> _Selected excerpt_
::::
For reference, here is the list of BIG FUN SCARY THINGS
*Read at least 70 books, ten of which must be classics. Ten must also be non-fiction. They cannot be the same ten.
*Learn to drive (can get my permit in feb! Love you MI with one of the lowest driving ages in the country!!!)
*Not do terribly in honors geometry (C or higher, but aiming for A)
*Knit 1 pair of socks and 2 sweaters
*Walk my dog at least 4 times every week (if I go for a 1.5 mile walk every time, I will have walked 300+miles by the end of the year)
*Finish and start editing my 2007 Nano, and do NaNo in '08, plus write a NaNoWriYe
*Take better photos and gain more photoshop skills
*attempt the online fiction course from MIT

This shall be one interesting experiance!
P.S. And yes, I know the MIT thing will kick my ass. In a good way.

Saturday, December 29, 2007

Books I Love

Okay, some of my fans (just smile and nod) have been asking me for book suggestions. I love books, and I read a lot of books. Not classics, so if you like that kind of thing, this is the time to branch out.
In no piticular order, my top five favorite books of all time:

Harry Potter and the Order of the Phoenix by J.K.Rowling
Everyone knows that I love Harry Potter. I don't think that everyone knows that the fifth book is my favorite, simply because it answers all the questions that arise from the first through fourth books. If you've ever thought about reading the books, do so now! I also think that I like this more than the rest because I stayed up 'till midnight to buy it, then read constantly for the next two days and 16 hours. I loved it. Don't watch the movies first, they ruin everything. If you want to seem like a complete weirdo, then you can get the cd's and listen to them while you try to get to sleep. Eventually you start to be able to quote Harry Potter at random (this was me in fifth and sixth grade)
::::
> _Exercise directions_
Continue the blog post about favorite books, starting right after its final sentence.

Data excerpts
::::
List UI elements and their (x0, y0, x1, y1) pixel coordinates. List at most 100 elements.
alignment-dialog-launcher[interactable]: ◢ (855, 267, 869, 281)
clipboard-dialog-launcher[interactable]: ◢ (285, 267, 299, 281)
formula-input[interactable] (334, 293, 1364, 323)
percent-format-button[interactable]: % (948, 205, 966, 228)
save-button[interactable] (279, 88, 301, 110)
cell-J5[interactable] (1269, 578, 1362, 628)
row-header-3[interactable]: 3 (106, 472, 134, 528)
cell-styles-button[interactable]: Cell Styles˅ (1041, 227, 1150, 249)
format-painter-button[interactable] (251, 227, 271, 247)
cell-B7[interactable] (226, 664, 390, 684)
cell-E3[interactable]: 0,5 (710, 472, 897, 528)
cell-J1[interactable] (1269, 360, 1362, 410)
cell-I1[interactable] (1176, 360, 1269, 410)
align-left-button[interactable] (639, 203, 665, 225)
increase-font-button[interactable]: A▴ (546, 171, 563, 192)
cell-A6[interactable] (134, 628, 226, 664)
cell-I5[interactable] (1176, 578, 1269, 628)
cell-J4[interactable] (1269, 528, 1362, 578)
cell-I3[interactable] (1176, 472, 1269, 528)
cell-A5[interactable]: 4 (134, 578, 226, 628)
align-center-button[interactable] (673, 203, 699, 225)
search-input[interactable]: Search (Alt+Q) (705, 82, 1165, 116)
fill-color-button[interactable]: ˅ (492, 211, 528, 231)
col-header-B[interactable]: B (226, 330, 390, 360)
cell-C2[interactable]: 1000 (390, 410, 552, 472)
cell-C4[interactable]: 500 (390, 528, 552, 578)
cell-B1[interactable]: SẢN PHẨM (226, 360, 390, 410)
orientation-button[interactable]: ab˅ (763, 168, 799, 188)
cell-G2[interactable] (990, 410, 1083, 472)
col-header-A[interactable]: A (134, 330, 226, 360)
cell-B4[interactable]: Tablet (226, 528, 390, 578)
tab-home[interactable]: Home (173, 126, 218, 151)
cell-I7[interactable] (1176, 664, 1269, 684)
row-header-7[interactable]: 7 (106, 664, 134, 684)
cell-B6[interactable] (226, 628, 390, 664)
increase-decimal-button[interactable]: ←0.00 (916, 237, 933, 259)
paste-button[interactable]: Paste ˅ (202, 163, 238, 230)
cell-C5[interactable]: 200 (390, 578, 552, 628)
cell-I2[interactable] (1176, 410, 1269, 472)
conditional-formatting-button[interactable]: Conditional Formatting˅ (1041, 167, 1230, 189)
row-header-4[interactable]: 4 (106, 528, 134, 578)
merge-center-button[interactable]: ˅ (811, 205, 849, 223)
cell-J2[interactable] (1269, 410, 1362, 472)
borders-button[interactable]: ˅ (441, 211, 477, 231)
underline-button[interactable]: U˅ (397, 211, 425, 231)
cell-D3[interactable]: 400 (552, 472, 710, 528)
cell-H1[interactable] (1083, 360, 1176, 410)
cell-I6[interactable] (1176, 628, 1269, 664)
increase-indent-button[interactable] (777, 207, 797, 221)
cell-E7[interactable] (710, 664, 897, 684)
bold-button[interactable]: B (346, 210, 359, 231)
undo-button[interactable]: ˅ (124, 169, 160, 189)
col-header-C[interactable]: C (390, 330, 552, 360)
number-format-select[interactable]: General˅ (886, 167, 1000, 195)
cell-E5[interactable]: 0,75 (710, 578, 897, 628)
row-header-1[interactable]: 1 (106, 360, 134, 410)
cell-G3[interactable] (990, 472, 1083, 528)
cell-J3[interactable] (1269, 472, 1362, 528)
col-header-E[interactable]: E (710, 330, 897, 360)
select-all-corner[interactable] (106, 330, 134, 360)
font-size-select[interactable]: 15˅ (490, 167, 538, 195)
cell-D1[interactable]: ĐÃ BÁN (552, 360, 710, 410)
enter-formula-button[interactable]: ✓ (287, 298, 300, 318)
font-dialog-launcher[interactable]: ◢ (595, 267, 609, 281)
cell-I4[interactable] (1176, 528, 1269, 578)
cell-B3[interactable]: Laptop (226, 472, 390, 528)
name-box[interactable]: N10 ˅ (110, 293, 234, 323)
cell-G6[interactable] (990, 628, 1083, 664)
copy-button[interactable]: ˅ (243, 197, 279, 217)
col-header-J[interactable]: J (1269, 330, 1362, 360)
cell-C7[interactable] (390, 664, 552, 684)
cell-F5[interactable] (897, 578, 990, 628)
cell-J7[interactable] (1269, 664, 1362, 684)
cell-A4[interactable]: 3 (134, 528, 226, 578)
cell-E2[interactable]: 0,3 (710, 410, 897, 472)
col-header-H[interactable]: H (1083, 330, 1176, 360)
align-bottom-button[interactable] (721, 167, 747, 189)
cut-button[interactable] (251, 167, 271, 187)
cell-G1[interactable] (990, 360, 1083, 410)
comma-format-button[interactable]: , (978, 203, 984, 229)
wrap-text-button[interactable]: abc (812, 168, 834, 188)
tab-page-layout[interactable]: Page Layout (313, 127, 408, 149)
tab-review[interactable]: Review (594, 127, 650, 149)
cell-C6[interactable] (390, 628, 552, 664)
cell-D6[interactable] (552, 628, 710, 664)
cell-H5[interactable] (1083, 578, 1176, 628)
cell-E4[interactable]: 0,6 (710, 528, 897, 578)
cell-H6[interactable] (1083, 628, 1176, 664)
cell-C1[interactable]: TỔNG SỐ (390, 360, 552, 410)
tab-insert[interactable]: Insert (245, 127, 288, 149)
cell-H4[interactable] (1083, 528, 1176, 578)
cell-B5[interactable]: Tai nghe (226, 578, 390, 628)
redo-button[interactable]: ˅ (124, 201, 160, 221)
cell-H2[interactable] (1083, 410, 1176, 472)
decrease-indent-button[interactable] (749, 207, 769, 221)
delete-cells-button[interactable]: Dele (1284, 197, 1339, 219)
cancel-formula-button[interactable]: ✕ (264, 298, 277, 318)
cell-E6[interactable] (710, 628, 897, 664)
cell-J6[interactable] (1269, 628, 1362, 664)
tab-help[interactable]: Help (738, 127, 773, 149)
::::
> _Task answer_
The View from Saturday by E.L.Koingsburg
There are two things I really love about this book. Number one is the way it's written. I tend to have a special liking for books that are written oddly. Each chapter belongs to a character, and they're stories from their past. The thing linking all these characters and their stories together is something I didn't really appreciate until this year: they're all in quiz bowl together, and the thing that makes them remember stuff is questions from the state quiz bowl tournament. The second thing that I really like is the characters. If there's one thing that E.L.Koingsburg excels at in this book, it is character development. They all feel so real to me, and I admire this, because in my novel, everyone is flat. Flat and lifeless, but this book really makes the characters come alive.


My Sister's Keeper by Jodi Piccoult
I just finished this, and I was amazed. It was the selected book for my book club this month, and I figured it would take me a long time to read. It didn't. Instead, I was addicted to it, and finished it within four days of starting it. I didn't even read any other books while I was reading it, quite the feat for me. It's told much in the same manner as The View from Saturday, but this time the thing linking them together is a lawsuit filed by Anna. Anna wants to be medically independent from her parents, who only had her so that she could supply blood and bone marrow for her sister, Kate, who has Leukemia. Anna decides that she doesn't want to give Kate her kidney when Kate's start failing. There is a totally surprising twist at the end, which really makes you think about who deserves to live, and who deserves to die in our society.


The Diary of a Young Girl by Anne Frank
I like reading journals. I like world war two. The two of them combined, plus the fact that I see so much of myself in Anne is what makes me love, love, love this book. The book opens with Anne getting the diary for her birthday, and she starts just writing about ordinary life. Within a month or two of that, her life does a 180 turn. She is forced to go into hiding with her family, the Van Danns, and Dussel. They annoy her so much, and she feels like no one understands her for the beginning of the journal. It isn't so much a story of the holocaust and hiding as it is the classic story of growing up, but with such extreme circumstances, everything is thrown into a lot of detail. You know you want to read it.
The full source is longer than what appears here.